**What you will do:**
Write every entry out again exactly, please, and skip the pictures.
[start Listed records]
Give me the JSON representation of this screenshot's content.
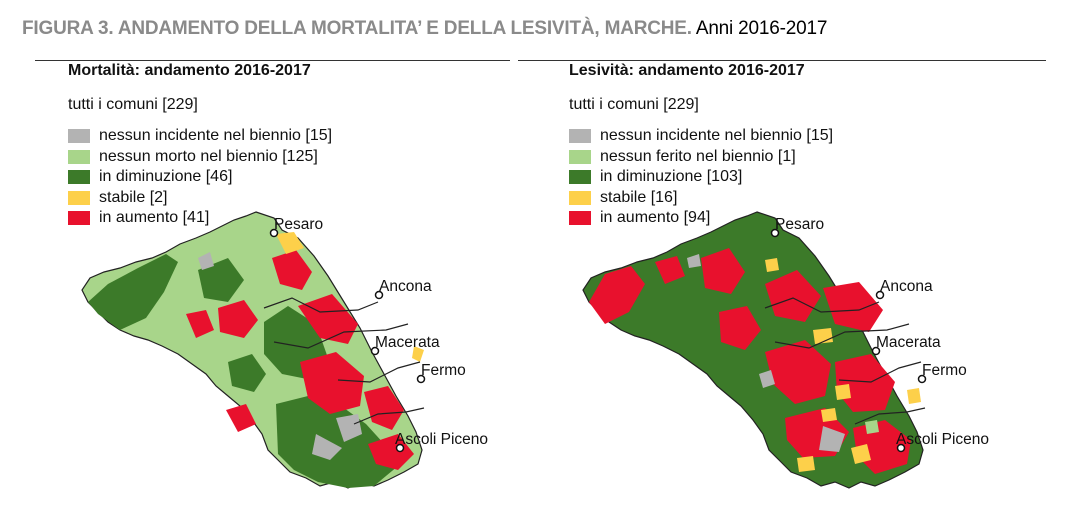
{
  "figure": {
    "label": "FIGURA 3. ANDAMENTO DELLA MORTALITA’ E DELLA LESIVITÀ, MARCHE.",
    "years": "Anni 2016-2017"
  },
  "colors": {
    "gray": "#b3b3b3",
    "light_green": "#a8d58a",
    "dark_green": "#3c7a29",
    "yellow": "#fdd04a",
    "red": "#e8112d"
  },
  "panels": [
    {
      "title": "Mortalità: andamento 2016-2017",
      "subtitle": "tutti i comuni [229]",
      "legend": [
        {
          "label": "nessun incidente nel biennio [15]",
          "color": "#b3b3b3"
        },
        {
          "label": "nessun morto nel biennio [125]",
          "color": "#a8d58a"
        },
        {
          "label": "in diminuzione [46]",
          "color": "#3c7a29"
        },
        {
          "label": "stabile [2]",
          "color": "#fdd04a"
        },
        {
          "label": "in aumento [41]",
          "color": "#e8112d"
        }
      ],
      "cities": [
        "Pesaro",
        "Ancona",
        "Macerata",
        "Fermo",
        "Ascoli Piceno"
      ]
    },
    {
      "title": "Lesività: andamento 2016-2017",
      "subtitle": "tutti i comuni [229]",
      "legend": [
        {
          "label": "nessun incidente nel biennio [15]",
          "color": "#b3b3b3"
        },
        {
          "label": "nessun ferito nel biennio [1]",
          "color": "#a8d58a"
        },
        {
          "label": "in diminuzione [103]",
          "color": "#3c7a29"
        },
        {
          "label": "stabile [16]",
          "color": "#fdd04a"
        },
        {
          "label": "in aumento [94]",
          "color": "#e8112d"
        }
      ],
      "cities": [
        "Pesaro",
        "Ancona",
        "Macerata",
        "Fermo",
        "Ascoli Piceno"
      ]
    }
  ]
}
[end Listed records]
**Result of the task:**
Give me the JSON representation of this screenshot's content.
{
  "figure": {
    "label": "FIGURA 3. ANDAMENTO DELLA MORTALITA’ E DELLA LESIVITÀ, MARCHE.",
    "years": "Anni 2016-2017"
  },
  "colors": {
    "gray": "#b3b3b3",
    "light_green": "#a8d58a",
    "dark_green": "#3c7a29",
    "yellow": "#fdd04a",
    "red": "#e8112d"
  },
  "panels": [
    {
      "title": "Mortalità: andamento 2016-2017",
      "subtitle": "tutti i comuni [229]",
      "legend": [
        {
          "label": "nessun incidente nel biennio [15]",
          "color": "#b3b3b3"
        },
        {
          "label": "nessun morto nel biennio [125]",
          "color": "#a8d58a"
        },
        {
          "label": "in diminuzione [46]",
          "color": "#3c7a29"
        },
        {
          "label": "stabile [2]",
          "color": "#fdd04a"
        },
        {
          "label": "in aumento [41]",
          "color": "#e8112d"
        }
      ],
      "cities": [
        "Pesaro",
        "Ancona",
        "Macerata",
        "Fermo",
        "Ascoli Piceno"
      ]
    },
    {
      "title": "Lesività: andamento 2016-2017",
      "subtitle": "tutti i comuni [229]",
      "legend": [
        {
          "label": "nessun incidente nel biennio [15]",
          "color": "#b3b3b3"
        },
        {
          "label": "nessun ferito nel biennio [1]",
          "color": "#a8d58a"
        },
        {
          "label": "in diminuzione [103]",
          "color": "#3c7a29"
        },
        {
          "label": "stabile [16]",
          "color": "#fdd04a"
        },
        {
          "label": "in aumento [94]",
          "color": "#e8112d"
        }
      ],
      "cities": [
        "Pesaro",
        "Ancona",
        "Macerata",
        "Fermo",
        "Ascoli Piceno"
      ]
    }
  ]
}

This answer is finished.